+++ DATA FOR THE TASK +++

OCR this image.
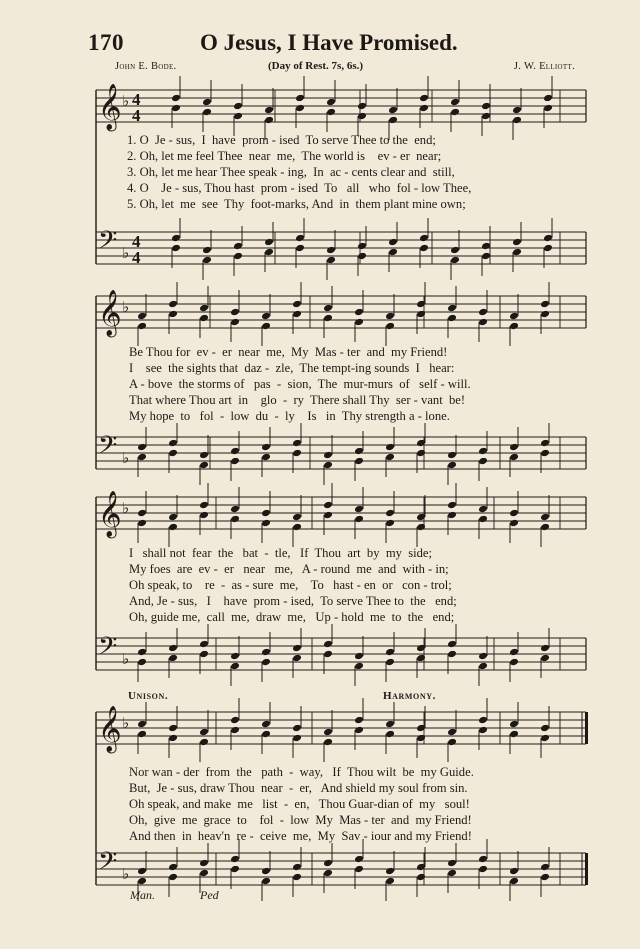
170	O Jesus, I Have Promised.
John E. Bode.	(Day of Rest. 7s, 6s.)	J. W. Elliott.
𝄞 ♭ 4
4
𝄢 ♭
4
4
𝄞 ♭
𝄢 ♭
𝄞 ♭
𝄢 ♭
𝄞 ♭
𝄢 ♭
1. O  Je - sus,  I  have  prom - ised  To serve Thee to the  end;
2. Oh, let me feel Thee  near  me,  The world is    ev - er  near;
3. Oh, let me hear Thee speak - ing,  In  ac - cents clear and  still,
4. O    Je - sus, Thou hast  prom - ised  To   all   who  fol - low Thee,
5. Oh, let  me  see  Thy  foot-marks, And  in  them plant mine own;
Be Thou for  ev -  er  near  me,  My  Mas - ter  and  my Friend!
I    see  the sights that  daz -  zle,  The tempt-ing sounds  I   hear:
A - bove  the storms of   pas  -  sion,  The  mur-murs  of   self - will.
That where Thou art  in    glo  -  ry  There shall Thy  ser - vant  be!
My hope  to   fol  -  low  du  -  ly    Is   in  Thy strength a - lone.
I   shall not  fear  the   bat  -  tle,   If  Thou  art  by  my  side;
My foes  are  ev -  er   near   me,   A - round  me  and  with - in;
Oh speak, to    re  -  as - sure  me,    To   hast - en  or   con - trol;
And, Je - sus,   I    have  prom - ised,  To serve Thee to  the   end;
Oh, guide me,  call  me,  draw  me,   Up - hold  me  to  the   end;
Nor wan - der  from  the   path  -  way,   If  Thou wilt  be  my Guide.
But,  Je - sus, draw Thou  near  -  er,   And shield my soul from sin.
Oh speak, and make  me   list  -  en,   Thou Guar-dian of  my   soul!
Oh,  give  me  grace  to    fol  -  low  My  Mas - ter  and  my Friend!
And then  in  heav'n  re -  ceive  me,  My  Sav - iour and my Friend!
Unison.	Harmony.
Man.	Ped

+++
+++ DATA FOR THE TASK +++

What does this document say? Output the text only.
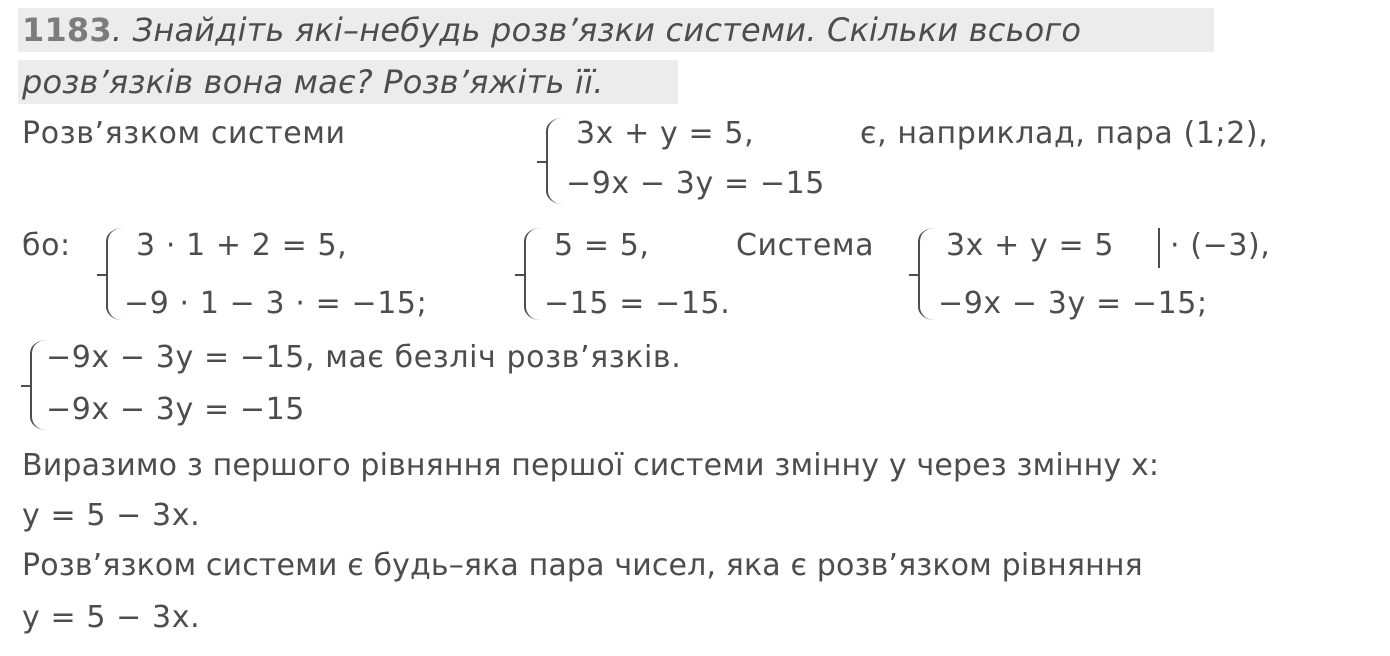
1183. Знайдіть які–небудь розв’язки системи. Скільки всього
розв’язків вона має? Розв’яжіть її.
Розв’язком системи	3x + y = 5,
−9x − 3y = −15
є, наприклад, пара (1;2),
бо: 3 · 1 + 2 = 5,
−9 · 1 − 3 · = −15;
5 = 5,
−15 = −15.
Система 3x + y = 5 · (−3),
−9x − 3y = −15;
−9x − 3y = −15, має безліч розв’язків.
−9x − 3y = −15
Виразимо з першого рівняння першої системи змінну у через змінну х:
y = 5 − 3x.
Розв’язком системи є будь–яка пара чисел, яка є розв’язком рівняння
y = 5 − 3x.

+++

§ **WHAT YOU NEED TO DO**
Show the lines that mention the word "системи".

§ **WRITTEN RESPONSE**
1183. Знайдіть які–небудь розв’язки системи. Скільки всього
Розв’язком системи	3x + y = 5,
Виразимо з першого рівняння першої системи змінну у через змінну х:
Розв’язком системи є будь–яка пара чисел, яка є розв’язком рівняння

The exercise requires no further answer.